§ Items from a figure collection
————

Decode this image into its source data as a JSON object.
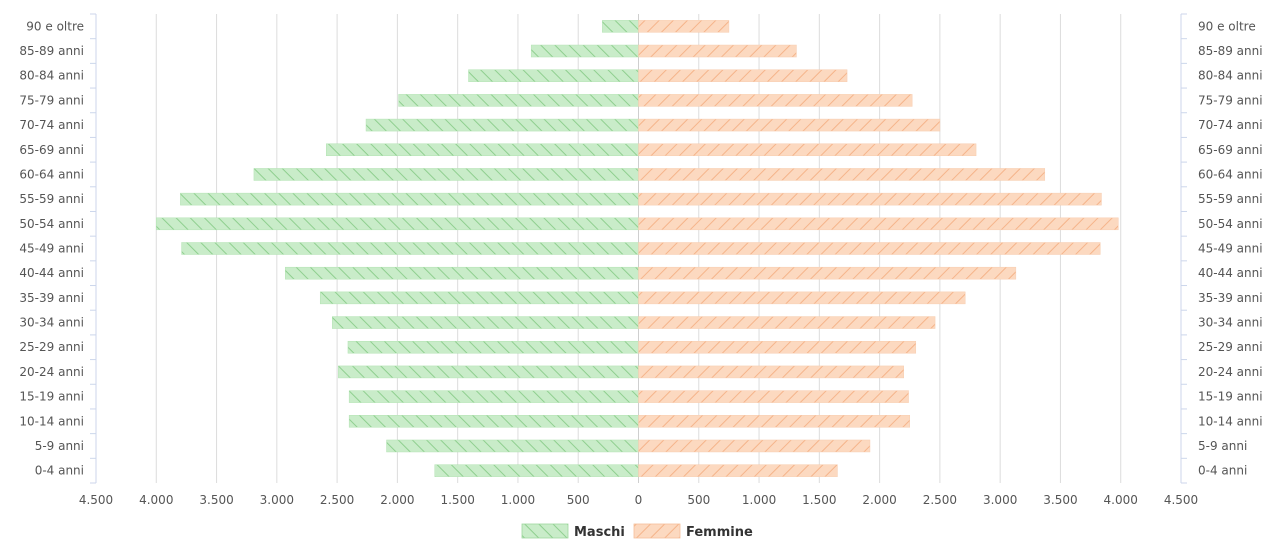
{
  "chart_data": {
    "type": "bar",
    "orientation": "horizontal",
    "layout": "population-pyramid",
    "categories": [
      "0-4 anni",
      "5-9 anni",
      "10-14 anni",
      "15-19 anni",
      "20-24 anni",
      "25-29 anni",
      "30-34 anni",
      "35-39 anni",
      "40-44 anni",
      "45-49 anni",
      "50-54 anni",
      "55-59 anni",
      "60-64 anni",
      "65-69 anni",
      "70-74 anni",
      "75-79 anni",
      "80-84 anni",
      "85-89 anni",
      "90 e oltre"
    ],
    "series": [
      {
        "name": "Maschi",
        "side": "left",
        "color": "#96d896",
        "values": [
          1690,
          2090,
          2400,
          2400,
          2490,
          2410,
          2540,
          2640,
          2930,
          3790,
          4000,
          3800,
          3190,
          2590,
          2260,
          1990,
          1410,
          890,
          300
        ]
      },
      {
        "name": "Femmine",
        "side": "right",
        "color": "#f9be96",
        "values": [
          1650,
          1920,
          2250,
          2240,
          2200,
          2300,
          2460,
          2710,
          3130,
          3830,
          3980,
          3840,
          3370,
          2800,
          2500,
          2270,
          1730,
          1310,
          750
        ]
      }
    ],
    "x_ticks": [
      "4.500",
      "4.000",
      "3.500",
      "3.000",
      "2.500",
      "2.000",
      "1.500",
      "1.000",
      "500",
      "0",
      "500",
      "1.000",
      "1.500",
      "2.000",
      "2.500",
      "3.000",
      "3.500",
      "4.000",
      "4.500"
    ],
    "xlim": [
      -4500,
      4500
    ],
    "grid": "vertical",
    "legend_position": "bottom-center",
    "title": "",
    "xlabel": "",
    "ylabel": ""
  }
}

————

§ Do this
Pictures are excluded; output everything else in the data verbatim.

§ Answer to this task
Decode this image into its source data as a JSON object.
{
  "chart_data": {
    "type": "bar",
    "orientation": "horizontal",
    "layout": "population-pyramid",
    "categories": [
      "0-4 anni",
      "5-9 anni",
      "10-14 anni",
      "15-19 anni",
      "20-24 anni",
      "25-29 anni",
      "30-34 anni",
      "35-39 anni",
      "40-44 anni",
      "45-49 anni",
      "50-54 anni",
      "55-59 anni",
      "60-64 anni",
      "65-69 anni",
      "70-74 anni",
      "75-79 anni",
      "80-84 anni",
      "85-89 anni",
      "90 e oltre"
    ],
    "series": [
      {
        "name": "Maschi",
        "side": "left",
        "color": "#96d896",
        "values": [
          1690,
          2090,
          2400,
          2400,
          2490,
          2410,
          2540,
          2640,
          2930,
          3790,
          4000,
          3800,
          3190,
          2590,
          2260,
          1990,
          1410,
          890,
          300
        ]
      },
      {
        "name": "Femmine",
        "side": "right",
        "color": "#f9be96",
        "values": [
          1650,
          1920,
          2250,
          2240,
          2200,
          2300,
          2460,
          2710,
          3130,
          3830,
          3980,
          3840,
          3370,
          2800,
          2500,
          2270,
          1730,
          1310,
          750
        ]
      }
    ],
    "x_ticks": [
      "4.500",
      "4.000",
      "3.500",
      "3.000",
      "2.500",
      "2.000",
      "1.500",
      "1.000",
      "500",
      "0",
      "500",
      "1.000",
      "1.500",
      "2.000",
      "2.500",
      "3.000",
      "3.500",
      "4.000",
      "4.500"
    ],
    "xlim": [
      -4500,
      4500
    ],
    "grid": "vertical",
    "legend_position": "bottom-center",
    "title": "",
    "xlabel": "",
    "ylabel": ""
  }
}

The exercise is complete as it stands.